(Figure dataset records)
start
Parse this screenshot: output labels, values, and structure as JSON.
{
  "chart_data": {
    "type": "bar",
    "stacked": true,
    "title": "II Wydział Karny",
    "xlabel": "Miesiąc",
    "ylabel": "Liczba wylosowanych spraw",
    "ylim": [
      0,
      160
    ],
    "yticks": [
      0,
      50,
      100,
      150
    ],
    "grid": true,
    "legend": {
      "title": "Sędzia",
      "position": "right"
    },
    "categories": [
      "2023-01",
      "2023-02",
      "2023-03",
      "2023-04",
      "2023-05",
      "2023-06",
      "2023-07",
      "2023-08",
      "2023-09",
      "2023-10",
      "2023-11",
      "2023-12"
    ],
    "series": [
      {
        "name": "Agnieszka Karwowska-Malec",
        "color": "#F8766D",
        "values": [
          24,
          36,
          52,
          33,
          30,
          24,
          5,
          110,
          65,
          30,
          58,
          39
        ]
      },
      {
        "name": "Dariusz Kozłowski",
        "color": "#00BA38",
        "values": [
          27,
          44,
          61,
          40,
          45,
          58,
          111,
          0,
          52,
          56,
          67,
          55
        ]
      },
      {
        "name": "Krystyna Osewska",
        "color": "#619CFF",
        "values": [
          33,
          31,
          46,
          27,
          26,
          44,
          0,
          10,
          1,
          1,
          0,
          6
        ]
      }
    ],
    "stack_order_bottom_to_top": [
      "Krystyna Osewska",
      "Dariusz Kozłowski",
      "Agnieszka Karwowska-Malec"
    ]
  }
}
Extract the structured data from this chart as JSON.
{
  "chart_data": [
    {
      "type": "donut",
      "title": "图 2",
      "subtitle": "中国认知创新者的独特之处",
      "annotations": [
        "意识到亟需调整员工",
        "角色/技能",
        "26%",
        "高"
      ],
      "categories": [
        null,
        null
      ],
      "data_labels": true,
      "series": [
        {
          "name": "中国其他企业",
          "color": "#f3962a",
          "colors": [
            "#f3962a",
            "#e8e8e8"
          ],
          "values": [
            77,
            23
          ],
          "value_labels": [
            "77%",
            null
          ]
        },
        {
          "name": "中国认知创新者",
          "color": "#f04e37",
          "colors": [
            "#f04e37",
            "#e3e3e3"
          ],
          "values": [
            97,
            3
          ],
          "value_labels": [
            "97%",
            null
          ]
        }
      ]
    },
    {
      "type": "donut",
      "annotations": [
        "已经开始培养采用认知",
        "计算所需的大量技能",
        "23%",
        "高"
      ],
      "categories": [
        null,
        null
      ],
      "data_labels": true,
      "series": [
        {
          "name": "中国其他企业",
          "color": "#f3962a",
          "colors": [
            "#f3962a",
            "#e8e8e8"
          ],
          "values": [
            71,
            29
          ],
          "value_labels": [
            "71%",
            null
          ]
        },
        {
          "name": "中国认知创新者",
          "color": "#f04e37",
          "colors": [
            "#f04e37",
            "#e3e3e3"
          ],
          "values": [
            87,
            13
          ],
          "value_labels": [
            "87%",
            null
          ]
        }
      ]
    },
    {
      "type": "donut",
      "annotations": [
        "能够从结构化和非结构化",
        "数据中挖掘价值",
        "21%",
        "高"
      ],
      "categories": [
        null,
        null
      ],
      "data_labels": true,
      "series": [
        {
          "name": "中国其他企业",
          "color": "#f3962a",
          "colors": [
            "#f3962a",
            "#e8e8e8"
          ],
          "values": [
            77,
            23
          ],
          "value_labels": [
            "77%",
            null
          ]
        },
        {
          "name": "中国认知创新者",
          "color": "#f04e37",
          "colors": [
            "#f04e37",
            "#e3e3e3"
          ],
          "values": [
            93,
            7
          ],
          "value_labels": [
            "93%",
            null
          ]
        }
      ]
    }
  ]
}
end
*YOUR INSTRUCTIONS*
Which lines in the listing above hold the word "Kozłowski"? Show each of them.

*TASK ANSWER*
        "name": "Dariusz Kozłowski",
      "Dariusz Kozłowski",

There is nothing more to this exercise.